[start of Listing]

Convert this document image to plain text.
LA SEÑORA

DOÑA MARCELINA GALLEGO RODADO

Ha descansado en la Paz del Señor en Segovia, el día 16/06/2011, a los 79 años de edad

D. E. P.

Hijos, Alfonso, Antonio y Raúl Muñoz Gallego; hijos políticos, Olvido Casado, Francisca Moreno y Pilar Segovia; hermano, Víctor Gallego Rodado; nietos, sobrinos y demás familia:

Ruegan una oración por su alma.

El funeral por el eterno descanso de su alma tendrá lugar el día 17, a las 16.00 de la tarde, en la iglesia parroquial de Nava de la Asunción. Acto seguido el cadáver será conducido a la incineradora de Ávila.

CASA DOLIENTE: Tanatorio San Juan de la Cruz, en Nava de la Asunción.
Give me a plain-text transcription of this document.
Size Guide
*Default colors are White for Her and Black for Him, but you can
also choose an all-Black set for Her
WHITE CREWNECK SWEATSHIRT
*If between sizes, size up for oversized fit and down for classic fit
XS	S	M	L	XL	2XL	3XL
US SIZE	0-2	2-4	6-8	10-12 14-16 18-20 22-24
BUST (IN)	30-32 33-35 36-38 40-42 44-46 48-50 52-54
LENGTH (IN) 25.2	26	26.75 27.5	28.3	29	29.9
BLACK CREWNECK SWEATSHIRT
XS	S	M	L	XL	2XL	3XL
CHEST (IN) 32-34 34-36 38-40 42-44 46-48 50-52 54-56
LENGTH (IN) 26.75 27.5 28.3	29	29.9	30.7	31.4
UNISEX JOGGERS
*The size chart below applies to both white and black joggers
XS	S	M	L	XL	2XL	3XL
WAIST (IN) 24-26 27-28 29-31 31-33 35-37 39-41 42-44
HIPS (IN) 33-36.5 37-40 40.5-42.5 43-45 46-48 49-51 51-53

[end of Listing]
[start of Listing]

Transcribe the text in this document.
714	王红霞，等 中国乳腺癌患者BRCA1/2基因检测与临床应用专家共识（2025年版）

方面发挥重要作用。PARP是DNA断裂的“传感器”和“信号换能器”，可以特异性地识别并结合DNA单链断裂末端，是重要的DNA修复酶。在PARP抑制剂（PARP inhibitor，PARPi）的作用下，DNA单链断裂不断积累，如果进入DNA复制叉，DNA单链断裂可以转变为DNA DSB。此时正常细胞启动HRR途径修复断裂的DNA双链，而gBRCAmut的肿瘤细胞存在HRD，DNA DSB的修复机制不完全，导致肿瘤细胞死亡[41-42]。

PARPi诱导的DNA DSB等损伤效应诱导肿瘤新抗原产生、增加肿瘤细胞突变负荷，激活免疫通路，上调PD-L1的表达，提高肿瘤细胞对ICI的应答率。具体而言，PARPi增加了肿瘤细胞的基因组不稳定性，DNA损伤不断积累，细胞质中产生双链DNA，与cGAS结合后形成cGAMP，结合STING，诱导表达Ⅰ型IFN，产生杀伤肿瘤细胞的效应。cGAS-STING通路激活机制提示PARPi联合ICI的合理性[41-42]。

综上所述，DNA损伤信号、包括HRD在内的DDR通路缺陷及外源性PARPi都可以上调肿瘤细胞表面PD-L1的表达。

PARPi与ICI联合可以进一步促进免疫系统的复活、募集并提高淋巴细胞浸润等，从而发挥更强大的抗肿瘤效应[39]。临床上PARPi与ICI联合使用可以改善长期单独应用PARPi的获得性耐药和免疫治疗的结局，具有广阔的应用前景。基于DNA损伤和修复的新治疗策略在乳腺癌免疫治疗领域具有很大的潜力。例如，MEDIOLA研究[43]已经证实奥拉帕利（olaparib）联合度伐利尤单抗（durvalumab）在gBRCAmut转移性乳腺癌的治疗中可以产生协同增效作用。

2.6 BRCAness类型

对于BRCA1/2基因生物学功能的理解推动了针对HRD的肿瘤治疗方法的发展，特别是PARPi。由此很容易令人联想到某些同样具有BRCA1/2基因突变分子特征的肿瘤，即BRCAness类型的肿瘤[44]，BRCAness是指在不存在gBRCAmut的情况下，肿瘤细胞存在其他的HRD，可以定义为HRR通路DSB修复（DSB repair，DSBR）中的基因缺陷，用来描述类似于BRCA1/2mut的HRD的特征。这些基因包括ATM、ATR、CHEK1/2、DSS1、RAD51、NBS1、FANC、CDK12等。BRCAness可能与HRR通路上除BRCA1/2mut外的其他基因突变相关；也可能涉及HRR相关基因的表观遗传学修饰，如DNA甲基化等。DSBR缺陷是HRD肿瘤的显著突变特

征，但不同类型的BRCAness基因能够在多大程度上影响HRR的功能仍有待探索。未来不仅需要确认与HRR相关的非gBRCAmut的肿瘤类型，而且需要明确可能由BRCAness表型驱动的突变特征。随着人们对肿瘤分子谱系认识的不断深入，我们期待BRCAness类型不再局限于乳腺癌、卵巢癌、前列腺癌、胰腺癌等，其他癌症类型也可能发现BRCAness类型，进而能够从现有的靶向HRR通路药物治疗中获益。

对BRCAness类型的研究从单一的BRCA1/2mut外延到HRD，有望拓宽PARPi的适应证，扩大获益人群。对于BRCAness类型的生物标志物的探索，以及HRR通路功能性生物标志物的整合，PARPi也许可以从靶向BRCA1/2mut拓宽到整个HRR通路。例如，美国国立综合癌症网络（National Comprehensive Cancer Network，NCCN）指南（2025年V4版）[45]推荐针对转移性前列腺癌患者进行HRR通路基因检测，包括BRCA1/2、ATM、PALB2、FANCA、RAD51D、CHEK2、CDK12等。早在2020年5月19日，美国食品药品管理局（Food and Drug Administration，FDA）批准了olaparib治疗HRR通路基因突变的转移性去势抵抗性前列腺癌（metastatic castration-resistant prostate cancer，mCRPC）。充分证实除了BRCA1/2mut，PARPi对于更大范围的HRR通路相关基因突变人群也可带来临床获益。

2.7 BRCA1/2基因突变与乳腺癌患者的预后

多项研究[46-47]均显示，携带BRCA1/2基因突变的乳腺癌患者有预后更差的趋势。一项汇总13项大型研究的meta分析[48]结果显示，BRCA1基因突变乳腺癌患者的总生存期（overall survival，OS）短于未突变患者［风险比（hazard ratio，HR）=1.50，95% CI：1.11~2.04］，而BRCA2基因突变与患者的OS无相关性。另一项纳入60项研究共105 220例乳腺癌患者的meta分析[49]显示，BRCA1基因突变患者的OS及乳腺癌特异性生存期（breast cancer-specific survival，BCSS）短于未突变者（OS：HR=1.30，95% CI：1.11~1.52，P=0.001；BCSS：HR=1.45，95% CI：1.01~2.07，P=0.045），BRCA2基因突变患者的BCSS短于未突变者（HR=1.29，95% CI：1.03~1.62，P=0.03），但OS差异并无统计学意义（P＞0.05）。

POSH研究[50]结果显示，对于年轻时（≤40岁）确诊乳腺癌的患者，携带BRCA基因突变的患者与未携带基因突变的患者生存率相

[end of Listing]
[start of Listing]

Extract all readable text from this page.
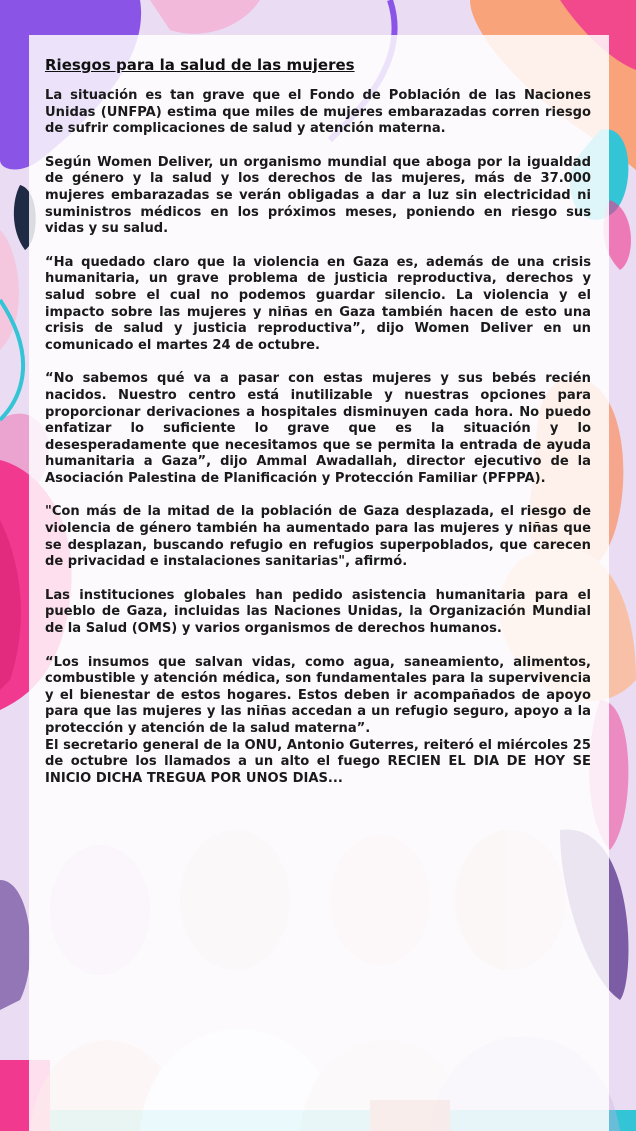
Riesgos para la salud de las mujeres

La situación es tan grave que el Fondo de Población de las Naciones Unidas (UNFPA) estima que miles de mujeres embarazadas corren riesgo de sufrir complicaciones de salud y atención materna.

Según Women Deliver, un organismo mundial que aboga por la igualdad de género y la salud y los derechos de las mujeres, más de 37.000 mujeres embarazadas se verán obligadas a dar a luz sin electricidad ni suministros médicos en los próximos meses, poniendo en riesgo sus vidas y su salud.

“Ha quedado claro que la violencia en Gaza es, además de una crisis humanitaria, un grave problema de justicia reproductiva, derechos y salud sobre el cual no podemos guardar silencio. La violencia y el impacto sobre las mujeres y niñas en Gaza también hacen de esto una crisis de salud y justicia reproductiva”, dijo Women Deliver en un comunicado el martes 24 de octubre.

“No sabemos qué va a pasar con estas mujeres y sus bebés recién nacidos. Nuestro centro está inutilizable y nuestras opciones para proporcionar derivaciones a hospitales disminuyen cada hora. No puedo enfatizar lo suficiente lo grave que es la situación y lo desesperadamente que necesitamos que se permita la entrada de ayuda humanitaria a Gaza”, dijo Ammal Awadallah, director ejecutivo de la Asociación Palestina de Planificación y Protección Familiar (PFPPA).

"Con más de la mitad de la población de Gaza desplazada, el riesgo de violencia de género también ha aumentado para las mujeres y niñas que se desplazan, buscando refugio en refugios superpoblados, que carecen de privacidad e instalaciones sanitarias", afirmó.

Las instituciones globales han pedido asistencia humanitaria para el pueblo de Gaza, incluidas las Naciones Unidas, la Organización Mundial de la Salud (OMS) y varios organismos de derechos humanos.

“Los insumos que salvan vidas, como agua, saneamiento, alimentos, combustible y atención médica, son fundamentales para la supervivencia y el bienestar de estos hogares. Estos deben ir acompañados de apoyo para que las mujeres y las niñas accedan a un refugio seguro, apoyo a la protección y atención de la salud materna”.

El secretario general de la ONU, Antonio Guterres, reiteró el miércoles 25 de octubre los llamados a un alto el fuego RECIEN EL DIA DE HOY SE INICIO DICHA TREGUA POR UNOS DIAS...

[end of Listing]

* Goal *
Work out how many lines above contain the word "Women". Give only the number.

* Response *
2